DATA FOR PROCESSING.
'''

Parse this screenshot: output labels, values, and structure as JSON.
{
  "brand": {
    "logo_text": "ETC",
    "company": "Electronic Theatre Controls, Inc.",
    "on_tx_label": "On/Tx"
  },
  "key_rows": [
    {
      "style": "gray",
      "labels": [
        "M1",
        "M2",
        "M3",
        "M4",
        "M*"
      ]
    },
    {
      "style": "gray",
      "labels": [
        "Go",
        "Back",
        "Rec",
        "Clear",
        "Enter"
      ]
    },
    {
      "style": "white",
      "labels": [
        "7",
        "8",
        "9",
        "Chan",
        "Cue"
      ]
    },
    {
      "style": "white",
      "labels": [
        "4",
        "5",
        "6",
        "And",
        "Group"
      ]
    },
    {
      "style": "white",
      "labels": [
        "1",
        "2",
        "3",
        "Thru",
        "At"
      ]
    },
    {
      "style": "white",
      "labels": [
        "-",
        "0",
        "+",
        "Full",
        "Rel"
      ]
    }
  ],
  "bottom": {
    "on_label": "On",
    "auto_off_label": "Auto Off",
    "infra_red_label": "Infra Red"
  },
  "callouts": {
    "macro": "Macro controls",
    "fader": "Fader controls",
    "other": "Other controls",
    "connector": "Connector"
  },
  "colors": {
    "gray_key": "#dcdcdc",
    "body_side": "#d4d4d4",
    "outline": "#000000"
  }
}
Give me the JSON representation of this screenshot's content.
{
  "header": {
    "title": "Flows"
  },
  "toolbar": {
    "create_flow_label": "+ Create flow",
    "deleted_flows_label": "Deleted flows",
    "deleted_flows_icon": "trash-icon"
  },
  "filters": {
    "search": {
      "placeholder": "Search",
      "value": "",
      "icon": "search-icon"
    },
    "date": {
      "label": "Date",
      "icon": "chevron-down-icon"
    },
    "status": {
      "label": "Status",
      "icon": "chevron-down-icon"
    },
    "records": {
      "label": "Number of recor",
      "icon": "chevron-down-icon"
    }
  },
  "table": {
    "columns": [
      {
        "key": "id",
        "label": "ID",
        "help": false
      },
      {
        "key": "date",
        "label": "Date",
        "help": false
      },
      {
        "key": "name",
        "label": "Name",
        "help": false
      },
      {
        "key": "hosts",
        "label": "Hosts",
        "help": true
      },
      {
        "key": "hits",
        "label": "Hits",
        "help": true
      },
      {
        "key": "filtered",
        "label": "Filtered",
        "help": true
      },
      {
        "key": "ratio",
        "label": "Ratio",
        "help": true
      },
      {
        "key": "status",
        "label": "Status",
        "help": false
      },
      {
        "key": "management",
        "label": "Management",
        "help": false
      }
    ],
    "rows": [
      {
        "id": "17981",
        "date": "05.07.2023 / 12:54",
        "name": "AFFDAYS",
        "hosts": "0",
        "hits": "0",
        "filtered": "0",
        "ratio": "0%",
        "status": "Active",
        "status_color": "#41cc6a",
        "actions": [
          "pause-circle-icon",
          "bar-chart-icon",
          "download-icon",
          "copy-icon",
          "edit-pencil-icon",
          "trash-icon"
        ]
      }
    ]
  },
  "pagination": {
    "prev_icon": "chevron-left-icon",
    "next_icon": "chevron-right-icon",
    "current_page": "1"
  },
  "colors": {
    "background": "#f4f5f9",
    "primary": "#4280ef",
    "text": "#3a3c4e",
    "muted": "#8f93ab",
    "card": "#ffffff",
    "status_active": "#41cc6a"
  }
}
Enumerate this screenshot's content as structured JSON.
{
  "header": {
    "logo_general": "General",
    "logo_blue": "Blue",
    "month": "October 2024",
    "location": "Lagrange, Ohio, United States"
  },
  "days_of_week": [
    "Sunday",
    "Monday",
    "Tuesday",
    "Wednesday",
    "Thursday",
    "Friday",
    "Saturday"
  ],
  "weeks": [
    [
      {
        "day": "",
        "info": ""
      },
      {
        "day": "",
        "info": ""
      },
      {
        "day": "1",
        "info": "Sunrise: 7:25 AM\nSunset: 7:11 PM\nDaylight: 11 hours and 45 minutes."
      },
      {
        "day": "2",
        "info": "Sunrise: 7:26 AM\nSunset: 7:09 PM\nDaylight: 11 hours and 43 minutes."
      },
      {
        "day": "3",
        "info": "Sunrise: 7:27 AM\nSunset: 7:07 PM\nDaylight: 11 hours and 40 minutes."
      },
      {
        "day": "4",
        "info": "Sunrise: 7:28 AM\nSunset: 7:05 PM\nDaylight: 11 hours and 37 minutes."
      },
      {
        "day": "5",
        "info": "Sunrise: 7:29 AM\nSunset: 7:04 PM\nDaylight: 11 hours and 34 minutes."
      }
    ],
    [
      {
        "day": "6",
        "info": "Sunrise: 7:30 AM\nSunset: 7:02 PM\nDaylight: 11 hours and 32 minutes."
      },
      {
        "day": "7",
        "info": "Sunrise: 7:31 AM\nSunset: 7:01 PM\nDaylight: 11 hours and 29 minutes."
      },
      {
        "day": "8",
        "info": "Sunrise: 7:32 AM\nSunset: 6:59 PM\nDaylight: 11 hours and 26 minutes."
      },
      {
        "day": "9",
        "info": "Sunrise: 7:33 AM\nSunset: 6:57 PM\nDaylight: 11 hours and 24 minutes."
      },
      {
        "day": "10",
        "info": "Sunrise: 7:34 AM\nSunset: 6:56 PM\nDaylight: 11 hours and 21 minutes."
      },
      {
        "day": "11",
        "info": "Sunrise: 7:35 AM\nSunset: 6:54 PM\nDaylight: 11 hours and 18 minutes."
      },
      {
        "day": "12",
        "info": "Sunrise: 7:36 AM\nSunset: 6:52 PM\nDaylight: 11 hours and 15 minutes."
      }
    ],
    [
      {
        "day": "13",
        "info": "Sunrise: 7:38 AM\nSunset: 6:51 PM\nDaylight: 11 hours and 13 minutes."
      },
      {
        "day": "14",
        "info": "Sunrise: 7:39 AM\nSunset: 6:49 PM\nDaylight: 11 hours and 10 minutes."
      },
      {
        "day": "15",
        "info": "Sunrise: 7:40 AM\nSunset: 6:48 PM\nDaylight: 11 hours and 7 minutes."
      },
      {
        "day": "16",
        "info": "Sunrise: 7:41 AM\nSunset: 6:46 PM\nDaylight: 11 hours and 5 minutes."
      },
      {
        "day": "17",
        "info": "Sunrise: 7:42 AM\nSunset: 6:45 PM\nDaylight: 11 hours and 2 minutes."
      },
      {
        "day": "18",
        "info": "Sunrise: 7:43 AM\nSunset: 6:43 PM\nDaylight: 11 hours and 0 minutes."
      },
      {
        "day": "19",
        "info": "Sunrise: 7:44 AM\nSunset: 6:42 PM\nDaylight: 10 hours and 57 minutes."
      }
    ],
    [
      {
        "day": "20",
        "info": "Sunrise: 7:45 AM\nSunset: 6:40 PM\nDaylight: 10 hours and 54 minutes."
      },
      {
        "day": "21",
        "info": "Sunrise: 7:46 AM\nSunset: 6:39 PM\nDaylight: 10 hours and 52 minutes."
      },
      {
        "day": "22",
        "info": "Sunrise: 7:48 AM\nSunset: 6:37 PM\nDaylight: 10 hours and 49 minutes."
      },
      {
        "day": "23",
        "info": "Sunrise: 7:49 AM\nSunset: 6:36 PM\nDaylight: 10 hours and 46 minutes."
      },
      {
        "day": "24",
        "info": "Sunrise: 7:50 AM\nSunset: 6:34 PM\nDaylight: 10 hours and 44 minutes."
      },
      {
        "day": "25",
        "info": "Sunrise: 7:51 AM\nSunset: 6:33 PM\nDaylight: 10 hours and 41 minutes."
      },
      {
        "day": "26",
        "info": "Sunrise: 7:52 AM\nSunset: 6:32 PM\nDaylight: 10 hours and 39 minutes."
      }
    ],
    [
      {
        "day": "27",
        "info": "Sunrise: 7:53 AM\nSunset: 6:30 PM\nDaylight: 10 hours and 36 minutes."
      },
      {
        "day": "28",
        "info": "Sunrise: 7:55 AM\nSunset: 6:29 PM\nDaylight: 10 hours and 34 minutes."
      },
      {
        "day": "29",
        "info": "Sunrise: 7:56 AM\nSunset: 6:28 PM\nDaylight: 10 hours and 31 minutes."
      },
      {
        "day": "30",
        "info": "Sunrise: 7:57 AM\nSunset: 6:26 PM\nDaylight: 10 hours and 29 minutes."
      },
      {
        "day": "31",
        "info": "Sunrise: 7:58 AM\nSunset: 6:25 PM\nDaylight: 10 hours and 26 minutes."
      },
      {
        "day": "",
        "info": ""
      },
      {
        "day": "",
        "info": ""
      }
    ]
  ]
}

'''

EXERCISE. Locate the word "screenshot" in the records above, and return each line that has it.

EXERCISE RESPONSE.
Parse this screenshot: output labels, values, and structure as JSON.
Give me the JSON representation of this screenshot's content.
Enumerate this screenshot's content as structured JSON.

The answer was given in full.